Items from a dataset
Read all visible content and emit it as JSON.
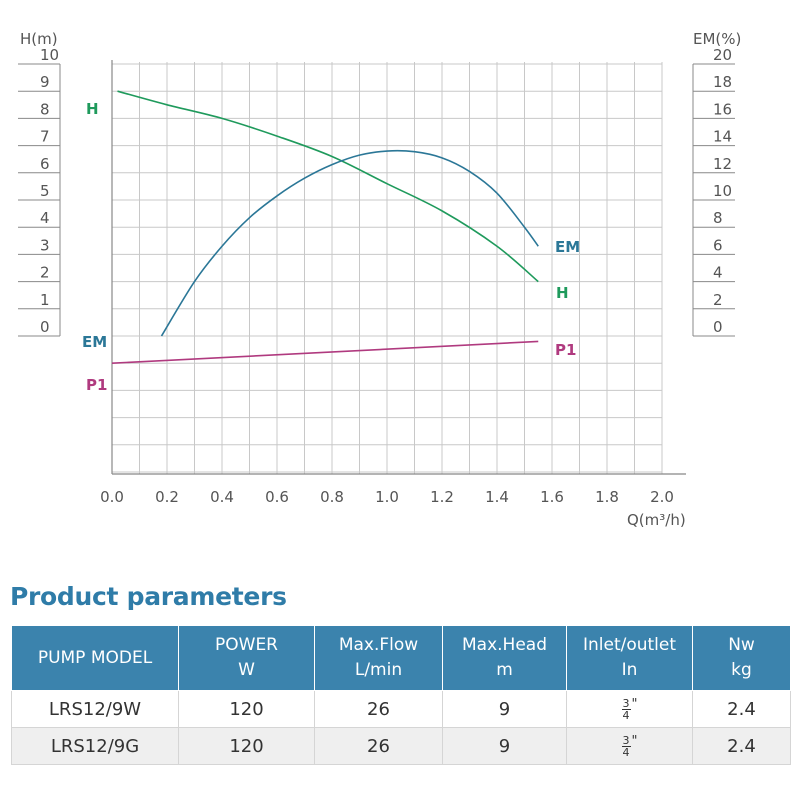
{
  "chart_data": {
    "type": "line",
    "xlabel": "Q(m³/h)",
    "ylabel_left": "H(m)",
    "ylabel_right": "EM(%)",
    "xlim": [
      0,
      2.0
    ],
    "ylim_left": [
      0,
      10
    ],
    "ylim_right": [
      0,
      20
    ],
    "x_ticks": [
      "0.0",
      "0.2",
      "0.4",
      "0.6",
      "0.8",
      "1.0",
      "1.2",
      "1.4",
      "1.6",
      "1.8",
      "2.0"
    ],
    "y_left_ticks": [
      "10",
      "9",
      "8",
      "7",
      "6",
      "5",
      "4",
      "3",
      "2",
      "1",
      "0"
    ],
    "y_right_ticks": [
      "20",
      "18",
      "16",
      "14",
      "12",
      "10",
      "8",
      "6",
      "4",
      "2",
      "0"
    ],
    "grid": true,
    "series": [
      {
        "name": "H",
        "axis": "left",
        "color": "#1f9a5c",
        "x": [
          0.02,
          0.2,
          0.4,
          0.6,
          0.8,
          1.0,
          1.2,
          1.4,
          1.55
        ],
        "y": [
          9.0,
          8.5,
          8.0,
          7.35,
          6.6,
          5.6,
          4.6,
          3.3,
          2.0
        ]
      },
      {
        "name": "EM",
        "axis": "right",
        "color": "#2b7797",
        "x": [
          0.18,
          0.3,
          0.4,
          0.5,
          0.6,
          0.7,
          0.8,
          0.9,
          1.0,
          1.1,
          1.2,
          1.3,
          1.4,
          1.5,
          1.55
        ],
        "y": [
          0.0,
          4.0,
          6.6,
          8.7,
          10.3,
          11.6,
          12.6,
          13.3,
          13.6,
          13.55,
          13.1,
          12.1,
          10.5,
          8.0,
          6.6
        ]
      },
      {
        "name": "P1",
        "axis": "none",
        "color": "#b03a7f",
        "x": [
          0.0,
          1.55
        ],
        "y": [
          -1.0,
          -0.2
        ]
      }
    ],
    "curve_labels": {
      "H_start": "H",
      "H_end": "H",
      "EM_start": "EM",
      "EM_end": "EM",
      "P1_start": "P1",
      "P1_end": "P1"
    }
  },
  "section_title": "Product parameters",
  "table": {
    "headers": [
      {
        "line1": "PUMP MODEL",
        "line2": ""
      },
      {
        "line1": "POWER",
        "line2": "W"
      },
      {
        "line1": "Max.Flow",
        "line2": "L/min"
      },
      {
        "line1": "Max.Head",
        "line2": "m"
      },
      {
        "line1": "Inlet/outlet",
        "line2": "In"
      },
      {
        "line1": "Nw",
        "line2": "kg"
      }
    ],
    "rows": [
      {
        "model": "LRS12/9W",
        "power": "120",
        "flow": "26",
        "head": "9",
        "inlet_num": "3",
        "inlet_den": "4",
        "inlet_unit": "\"",
        "nw": "2.4"
      },
      {
        "model": "LRS12/9G",
        "power": "120",
        "flow": "26",
        "head": "9",
        "inlet_num": "3",
        "inlet_den": "4",
        "inlet_unit": "\"",
        "nw": "2.4"
      }
    ]
  },
  "colors": {
    "header_bg": "#3b83ad",
    "title_color": "#2f7ca8",
    "grid": "#c8c8c8",
    "axis": "#888888"
  }
}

REQUEST:
Restate the whole of the material word for word without the pictures.

EXERCISE RESPONSE:
Read all visible content and emit it as JSON.
{
  "chart_data": {
    "type": "line",
    "xlabel": "Q(m³/h)",
    "ylabel_left": "H(m)",
    "ylabel_right": "EM(%)",
    "xlim": [
      0,
      2.0
    ],
    "ylim_left": [
      0,
      10
    ],
    "ylim_right": [
      0,
      20
    ],
    "x_ticks": [
      "0.0",
      "0.2",
      "0.4",
      "0.6",
      "0.8",
      "1.0",
      "1.2",
      "1.4",
      "1.6",
      "1.8",
      "2.0"
    ],
    "y_left_ticks": [
      "10",
      "9",
      "8",
      "7",
      "6",
      "5",
      "4",
      "3",
      "2",
      "1",
      "0"
    ],
    "y_right_ticks": [
      "20",
      "18",
      "16",
      "14",
      "12",
      "10",
      "8",
      "6",
      "4",
      "2",
      "0"
    ],
    "grid": true,
    "series": [
      {
        "name": "H",
        "axis": "left",
        "color": "#1f9a5c",
        "x": [
          0.02,
          0.2,
          0.4,
          0.6,
          0.8,
          1.0,
          1.2,
          1.4,
          1.55
        ],
        "y": [
          9.0,
          8.5,
          8.0,
          7.35,
          6.6,
          5.6,
          4.6,
          3.3,
          2.0
        ]
      },
      {
        "name": "EM",
        "axis": "right",
        "color": "#2b7797",
        "x": [
          0.18,
          0.3,
          0.4,
          0.5,
          0.6,
          0.7,
          0.8,
          0.9,
          1.0,
          1.1,
          1.2,
          1.3,
          1.4,
          1.5,
          1.55
        ],
        "y": [
          0.0,
          4.0,
          6.6,
          8.7,
          10.3,
          11.6,
          12.6,
          13.3,
          13.6,
          13.55,
          13.1,
          12.1,
          10.5,
          8.0,
          6.6
        ]
      },
      {
        "name": "P1",
        "axis": "none",
        "color": "#b03a7f",
        "x": [
          0.0,
          1.55
        ],
        "y": [
          -1.0,
          -0.2
        ]
      }
    ],
    "curve_labels": {
      "H_start": "H",
      "H_end": "H",
      "EM_start": "EM",
      "EM_end": "EM",
      "P1_start": "P1",
      "P1_end": "P1"
    }
  },
  "section_title": "Product parameters",
  "table": {
    "headers": [
      {
        "line1": "PUMP MODEL",
        "line2": ""
      },
      {
        "line1": "POWER",
        "line2": "W"
      },
      {
        "line1": "Max.Flow",
        "line2": "L/min"
      },
      {
        "line1": "Max.Head",
        "line2": "m"
      },
      {
        "line1": "Inlet/outlet",
        "line2": "In"
      },
      {
        "line1": "Nw",
        "line2": "kg"
      }
    ],
    "rows": [
      {
        "model": "LRS12/9W",
        "power": "120",
        "flow": "26",
        "head": "9",
        "inlet_num": "3",
        "inlet_den": "4",
        "inlet_unit": "\"",
        "nw": "2.4"
      },
      {
        "model": "LRS12/9G",
        "power": "120",
        "flow": "26",
        "head": "9",
        "inlet_num": "3",
        "inlet_den": "4",
        "inlet_unit": "\"",
        "nw": "2.4"
      }
    ]
  },
  "colors": {
    "header_bg": "#3b83ad",
    "title_color": "#2f7ca8",
    "grid": "#c8c8c8",
    "axis": "#888888"
  }
}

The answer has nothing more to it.